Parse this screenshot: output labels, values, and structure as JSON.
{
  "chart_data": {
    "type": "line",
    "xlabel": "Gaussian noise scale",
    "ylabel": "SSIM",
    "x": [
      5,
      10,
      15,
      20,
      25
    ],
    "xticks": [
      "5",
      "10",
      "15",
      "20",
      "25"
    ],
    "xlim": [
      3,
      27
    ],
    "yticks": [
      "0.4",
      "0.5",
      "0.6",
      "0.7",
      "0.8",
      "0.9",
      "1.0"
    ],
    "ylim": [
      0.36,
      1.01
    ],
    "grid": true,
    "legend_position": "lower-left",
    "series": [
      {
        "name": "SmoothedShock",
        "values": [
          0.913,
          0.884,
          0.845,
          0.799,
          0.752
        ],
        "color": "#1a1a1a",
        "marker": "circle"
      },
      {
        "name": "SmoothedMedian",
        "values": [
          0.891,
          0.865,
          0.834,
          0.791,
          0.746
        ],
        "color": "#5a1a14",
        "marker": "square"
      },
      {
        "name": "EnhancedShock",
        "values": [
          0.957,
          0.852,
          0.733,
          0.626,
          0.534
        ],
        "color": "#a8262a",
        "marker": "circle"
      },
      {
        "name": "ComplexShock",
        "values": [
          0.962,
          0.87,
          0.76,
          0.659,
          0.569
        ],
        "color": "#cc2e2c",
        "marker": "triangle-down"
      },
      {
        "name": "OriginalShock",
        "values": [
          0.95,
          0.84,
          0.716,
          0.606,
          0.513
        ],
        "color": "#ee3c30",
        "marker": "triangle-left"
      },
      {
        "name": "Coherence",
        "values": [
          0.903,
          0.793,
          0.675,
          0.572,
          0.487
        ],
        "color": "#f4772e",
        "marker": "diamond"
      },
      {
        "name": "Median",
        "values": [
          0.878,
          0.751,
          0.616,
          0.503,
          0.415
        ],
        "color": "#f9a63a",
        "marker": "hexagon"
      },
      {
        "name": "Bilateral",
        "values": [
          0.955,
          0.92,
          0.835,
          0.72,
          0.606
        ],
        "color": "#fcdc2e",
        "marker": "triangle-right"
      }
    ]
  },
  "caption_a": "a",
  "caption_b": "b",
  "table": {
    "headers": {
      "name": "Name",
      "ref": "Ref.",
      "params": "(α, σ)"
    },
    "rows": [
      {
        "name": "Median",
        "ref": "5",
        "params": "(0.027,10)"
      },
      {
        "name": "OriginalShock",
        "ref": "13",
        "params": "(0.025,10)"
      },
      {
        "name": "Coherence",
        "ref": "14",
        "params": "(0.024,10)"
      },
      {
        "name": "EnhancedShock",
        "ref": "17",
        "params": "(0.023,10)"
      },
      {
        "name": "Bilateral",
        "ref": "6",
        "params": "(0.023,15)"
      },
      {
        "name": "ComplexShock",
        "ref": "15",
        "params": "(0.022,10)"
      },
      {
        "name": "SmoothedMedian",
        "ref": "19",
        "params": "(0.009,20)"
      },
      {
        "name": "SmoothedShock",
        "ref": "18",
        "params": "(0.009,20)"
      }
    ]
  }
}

——————————

*Directions*: Every line above needs to be retyped exactly.

*Response to the task*:
Parse this screenshot: output labels, values, and structure as JSON.
{
  "chart_data": {
    "type": "line",
    "xlabel": "Gaussian noise scale",
    "ylabel": "SSIM",
    "x": [
      5,
      10,
      15,
      20,
      25
    ],
    "xticks": [
      "5",
      "10",
      "15",
      "20",
      "25"
    ],
    "xlim": [
      3,
      27
    ],
    "yticks": [
      "0.4",
      "0.5",
      "0.6",
      "0.7",
      "0.8",
      "0.9",
      "1.0"
    ],
    "ylim": [
      0.36,
      1.01
    ],
    "grid": true,
    "legend_position": "lower-left",
    "series": [
      {
        "name": "SmoothedShock",
        "values": [
          0.913,
          0.884,
          0.845,
          0.799,
          0.752
        ],
        "color": "#1a1a1a",
        "marker": "circle"
      },
      {
        "name": "SmoothedMedian",
        "values": [
          0.891,
          0.865,
          0.834,
          0.791,
          0.746
        ],
        "color": "#5a1a14",
        "marker": "square"
      },
      {
        "name": "EnhancedShock",
        "values": [
          0.957,
          0.852,
          0.733,
          0.626,
          0.534
        ],
        "color": "#a8262a",
        "marker": "circle"
      },
      {
        "name": "ComplexShock",
        "values": [
          0.962,
          0.87,
          0.76,
          0.659,
          0.569
        ],
        "color": "#cc2e2c",
        "marker": "triangle-down"
      },
      {
        "name": "OriginalShock",
        "values": [
          0.95,
          0.84,
          0.716,
          0.606,
          0.513
        ],
        "color": "#ee3c30",
        "marker": "triangle-left"
      },
      {
        "name": "Coherence",
        "values": [
          0.903,
          0.793,
          0.675,
          0.572,
          0.487
        ],
        "color": "#f4772e",
        "marker": "diamond"
      },
      {
        "name": "Median",
        "values": [
          0.878,
          0.751,
          0.616,
          0.503,
          0.415
        ],
        "color": "#f9a63a",
        "marker": "hexagon"
      },
      {
        "name": "Bilateral",
        "values": [
          0.955,
          0.92,
          0.835,
          0.72,
          0.606
        ],
        "color": "#fcdc2e",
        "marker": "triangle-right"
      }
    ]
  },
  "caption_a": "a",
  "caption_b": "b",
  "table": {
    "headers": {
      "name": "Name",
      "ref": "Ref.",
      "params": "(α, σ)"
    },
    "rows": [
      {
        "name": "Median",
        "ref": "5",
        "params": "(0.027,10)"
      },
      {
        "name": "OriginalShock",
        "ref": "13",
        "params": "(0.025,10)"
      },
      {
        "name": "Coherence",
        "ref": "14",
        "params": "(0.024,10)"
      },
      {
        "name": "EnhancedShock",
        "ref": "17",
        "params": "(0.023,10)"
      },
      {
        "name": "Bilateral",
        "ref": "6",
        "params": "(0.023,15)"
      },
      {
        "name": "ComplexShock",
        "ref": "15",
        "params": "(0.022,10)"
      },
      {
        "name": "SmoothedMedian",
        "ref": "19",
        "params": "(0.009,20)"
      },
      {
        "name": "SmoothedShock",
        "ref": "18",
        "params": "(0.009,20)"
      }
    ]
  }
}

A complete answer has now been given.